Using the records that follow, copy every line containing the word "cuando".

#### RECORDED DATA ####

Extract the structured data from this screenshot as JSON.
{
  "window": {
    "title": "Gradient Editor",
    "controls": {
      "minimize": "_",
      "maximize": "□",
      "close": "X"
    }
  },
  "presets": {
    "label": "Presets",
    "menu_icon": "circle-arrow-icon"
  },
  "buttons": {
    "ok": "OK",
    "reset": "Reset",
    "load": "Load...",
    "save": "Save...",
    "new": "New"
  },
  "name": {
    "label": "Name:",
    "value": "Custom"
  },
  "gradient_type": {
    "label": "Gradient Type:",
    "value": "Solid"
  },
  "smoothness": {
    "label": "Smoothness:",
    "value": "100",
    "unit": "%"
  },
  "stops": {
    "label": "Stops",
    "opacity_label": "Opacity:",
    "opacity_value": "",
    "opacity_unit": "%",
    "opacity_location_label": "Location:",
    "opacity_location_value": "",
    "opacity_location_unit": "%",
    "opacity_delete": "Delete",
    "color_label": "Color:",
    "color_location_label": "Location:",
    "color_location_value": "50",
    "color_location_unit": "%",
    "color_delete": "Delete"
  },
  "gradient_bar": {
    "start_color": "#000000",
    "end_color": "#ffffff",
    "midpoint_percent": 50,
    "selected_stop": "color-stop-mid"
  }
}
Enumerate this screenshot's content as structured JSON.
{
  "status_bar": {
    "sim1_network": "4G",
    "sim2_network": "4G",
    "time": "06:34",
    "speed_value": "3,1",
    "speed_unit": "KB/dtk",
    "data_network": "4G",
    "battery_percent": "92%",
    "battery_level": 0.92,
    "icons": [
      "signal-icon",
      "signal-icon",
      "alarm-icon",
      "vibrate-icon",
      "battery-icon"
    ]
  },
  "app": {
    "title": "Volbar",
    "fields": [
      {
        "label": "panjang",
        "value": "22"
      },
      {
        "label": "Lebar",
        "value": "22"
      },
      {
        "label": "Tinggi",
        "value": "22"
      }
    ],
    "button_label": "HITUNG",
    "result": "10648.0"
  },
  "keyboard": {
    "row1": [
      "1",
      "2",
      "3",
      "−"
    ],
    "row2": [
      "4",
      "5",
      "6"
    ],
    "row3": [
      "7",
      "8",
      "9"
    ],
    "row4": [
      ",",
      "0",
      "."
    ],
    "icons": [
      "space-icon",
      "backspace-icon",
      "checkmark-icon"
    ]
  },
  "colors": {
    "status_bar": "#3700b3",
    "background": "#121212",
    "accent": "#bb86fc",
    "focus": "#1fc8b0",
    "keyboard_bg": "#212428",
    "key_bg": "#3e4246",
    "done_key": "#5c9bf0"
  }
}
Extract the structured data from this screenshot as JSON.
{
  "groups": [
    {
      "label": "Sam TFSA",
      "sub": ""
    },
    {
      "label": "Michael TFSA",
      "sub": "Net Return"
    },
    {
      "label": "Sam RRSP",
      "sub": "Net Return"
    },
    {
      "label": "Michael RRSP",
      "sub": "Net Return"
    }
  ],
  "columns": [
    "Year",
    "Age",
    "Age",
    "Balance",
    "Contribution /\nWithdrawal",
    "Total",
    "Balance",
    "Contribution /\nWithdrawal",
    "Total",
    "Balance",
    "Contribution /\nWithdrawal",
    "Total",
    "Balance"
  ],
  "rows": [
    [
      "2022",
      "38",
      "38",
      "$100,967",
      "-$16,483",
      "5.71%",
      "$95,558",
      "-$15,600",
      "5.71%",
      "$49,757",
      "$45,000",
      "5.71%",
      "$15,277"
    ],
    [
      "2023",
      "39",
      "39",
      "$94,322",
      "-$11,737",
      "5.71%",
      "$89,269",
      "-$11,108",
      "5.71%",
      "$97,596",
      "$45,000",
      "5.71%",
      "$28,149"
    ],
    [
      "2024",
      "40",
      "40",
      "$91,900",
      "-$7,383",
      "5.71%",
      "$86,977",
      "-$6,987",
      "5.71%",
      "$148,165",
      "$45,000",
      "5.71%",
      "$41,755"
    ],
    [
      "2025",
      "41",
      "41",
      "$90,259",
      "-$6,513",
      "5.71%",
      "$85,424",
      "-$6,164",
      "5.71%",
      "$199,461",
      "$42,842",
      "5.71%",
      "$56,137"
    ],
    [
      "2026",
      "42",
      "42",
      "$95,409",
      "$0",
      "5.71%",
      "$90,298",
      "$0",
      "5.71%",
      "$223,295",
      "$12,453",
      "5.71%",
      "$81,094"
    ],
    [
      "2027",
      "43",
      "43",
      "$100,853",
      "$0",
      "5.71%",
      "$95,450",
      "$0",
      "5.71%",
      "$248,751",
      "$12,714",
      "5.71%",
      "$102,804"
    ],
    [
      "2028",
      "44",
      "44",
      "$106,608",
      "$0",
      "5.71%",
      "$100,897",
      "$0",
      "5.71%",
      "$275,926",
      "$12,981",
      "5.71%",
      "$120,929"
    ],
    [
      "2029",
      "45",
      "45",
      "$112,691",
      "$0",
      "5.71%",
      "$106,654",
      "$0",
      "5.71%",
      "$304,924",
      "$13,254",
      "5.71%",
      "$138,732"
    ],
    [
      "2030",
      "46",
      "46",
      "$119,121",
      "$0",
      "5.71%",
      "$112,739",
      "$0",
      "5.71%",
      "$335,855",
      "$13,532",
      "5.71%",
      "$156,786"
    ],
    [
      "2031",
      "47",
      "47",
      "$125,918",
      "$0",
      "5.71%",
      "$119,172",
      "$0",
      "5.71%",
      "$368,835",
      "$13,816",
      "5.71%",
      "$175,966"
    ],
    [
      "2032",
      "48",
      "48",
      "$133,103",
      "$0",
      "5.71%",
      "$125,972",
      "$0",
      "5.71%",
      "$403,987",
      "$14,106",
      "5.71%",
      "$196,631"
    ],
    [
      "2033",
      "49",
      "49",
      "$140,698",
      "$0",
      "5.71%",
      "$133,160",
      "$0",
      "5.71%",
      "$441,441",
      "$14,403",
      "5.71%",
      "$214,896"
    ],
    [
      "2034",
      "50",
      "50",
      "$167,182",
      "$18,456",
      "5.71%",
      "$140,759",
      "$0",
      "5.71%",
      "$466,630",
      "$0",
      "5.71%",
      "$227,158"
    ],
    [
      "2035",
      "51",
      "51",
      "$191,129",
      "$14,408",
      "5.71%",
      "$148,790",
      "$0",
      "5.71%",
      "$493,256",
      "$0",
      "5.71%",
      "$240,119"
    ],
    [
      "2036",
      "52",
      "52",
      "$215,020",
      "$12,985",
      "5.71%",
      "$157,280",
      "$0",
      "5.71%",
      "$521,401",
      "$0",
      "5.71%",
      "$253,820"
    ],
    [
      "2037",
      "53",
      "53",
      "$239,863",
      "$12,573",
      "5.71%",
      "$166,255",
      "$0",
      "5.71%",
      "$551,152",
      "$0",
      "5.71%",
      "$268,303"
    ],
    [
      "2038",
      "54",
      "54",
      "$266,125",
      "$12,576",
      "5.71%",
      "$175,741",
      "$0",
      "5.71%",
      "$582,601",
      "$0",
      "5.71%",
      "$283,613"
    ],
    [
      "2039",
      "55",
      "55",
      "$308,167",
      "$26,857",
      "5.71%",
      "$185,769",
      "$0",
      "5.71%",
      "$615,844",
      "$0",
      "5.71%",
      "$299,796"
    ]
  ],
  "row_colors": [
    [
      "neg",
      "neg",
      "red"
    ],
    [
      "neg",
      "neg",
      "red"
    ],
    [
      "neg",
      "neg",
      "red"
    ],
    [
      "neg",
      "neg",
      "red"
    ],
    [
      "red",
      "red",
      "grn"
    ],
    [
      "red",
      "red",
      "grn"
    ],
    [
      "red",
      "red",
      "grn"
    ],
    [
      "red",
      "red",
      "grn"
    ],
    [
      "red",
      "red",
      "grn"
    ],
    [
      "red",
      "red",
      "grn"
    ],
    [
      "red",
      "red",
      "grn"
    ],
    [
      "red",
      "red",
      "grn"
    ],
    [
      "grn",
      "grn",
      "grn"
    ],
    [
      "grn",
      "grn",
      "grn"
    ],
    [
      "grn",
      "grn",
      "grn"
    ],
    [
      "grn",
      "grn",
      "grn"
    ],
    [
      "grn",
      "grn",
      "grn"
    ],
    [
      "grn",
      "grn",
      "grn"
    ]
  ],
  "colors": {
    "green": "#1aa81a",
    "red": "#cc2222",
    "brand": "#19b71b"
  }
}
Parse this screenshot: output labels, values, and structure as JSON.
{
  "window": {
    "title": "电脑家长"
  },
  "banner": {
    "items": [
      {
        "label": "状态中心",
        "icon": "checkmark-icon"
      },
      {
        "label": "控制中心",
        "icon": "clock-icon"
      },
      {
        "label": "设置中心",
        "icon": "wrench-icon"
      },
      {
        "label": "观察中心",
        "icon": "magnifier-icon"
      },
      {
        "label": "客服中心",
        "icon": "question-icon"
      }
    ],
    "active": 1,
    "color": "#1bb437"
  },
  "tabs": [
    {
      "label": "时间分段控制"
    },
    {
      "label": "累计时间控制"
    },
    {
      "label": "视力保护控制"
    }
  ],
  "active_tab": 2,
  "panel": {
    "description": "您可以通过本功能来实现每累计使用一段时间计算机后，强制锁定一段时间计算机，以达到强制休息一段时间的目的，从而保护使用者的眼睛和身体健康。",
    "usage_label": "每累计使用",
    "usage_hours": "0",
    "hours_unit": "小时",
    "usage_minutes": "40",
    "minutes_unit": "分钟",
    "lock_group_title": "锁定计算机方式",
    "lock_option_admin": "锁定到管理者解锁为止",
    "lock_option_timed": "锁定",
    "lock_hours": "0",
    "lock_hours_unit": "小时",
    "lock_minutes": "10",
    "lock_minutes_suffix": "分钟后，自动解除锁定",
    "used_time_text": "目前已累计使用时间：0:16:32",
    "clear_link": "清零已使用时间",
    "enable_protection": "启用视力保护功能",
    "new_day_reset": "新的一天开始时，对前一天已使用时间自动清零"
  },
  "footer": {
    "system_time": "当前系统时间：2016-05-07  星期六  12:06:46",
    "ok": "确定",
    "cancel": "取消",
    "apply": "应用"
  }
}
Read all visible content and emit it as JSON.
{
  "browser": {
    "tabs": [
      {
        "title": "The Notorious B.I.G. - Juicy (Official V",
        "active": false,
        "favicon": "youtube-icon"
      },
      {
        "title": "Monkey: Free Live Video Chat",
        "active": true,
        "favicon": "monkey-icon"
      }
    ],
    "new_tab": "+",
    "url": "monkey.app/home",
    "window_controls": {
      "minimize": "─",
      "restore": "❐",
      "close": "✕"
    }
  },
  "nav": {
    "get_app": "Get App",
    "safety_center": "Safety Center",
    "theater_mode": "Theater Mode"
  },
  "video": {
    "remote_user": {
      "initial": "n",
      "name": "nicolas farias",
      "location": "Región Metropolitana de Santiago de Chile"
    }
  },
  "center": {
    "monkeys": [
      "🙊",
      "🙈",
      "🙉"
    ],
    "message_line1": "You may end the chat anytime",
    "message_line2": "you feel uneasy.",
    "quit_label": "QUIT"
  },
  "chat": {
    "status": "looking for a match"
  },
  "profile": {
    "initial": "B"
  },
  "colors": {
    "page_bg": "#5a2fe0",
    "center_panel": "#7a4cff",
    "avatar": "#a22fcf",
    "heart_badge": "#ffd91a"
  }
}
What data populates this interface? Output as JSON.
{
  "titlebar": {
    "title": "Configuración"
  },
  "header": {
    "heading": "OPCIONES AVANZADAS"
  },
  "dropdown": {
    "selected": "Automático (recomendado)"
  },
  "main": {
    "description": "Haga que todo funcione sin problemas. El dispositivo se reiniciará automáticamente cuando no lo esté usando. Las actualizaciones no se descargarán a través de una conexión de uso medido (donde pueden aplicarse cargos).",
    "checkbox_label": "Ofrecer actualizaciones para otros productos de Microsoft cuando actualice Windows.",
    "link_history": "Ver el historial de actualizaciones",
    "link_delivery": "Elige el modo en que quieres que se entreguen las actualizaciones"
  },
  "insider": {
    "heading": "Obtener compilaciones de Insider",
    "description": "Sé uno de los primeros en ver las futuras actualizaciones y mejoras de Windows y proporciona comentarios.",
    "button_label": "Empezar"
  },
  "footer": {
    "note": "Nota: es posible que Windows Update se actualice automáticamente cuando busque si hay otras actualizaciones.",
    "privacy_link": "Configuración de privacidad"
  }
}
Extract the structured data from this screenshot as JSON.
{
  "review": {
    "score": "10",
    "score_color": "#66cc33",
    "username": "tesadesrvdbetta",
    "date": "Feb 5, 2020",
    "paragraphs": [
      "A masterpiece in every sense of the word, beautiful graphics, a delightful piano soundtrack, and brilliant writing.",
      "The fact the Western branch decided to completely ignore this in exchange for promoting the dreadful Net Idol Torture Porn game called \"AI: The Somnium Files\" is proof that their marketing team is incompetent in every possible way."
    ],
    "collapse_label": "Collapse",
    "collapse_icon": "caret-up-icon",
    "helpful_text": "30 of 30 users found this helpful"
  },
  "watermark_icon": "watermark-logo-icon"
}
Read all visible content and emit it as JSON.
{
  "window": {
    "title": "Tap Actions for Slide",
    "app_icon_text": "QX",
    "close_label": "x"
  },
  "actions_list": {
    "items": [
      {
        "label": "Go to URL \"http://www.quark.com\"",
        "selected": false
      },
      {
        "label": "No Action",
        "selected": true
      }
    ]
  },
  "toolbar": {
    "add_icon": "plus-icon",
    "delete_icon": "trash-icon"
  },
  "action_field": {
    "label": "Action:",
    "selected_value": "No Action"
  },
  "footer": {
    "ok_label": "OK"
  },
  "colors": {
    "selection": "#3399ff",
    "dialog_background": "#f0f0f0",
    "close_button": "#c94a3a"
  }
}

####

EXERCISE RESULT:
    "description": "Haga que todo funcione sin problemas. El dispositivo se reiniciará automáticamente cuando no lo esté usando. Las actualizaciones no se descargarán a través de una conexión de uso medido (donde pueden aplicarse cargos).",
    "checkbox_label": "Ofrecer actualizaciones para otros productos de Microsoft cuando actualice Windows.",
    "note": "Nota: es posible que Windows Update se actualice automáticamente cuando busque si hay otras actualizaciones.",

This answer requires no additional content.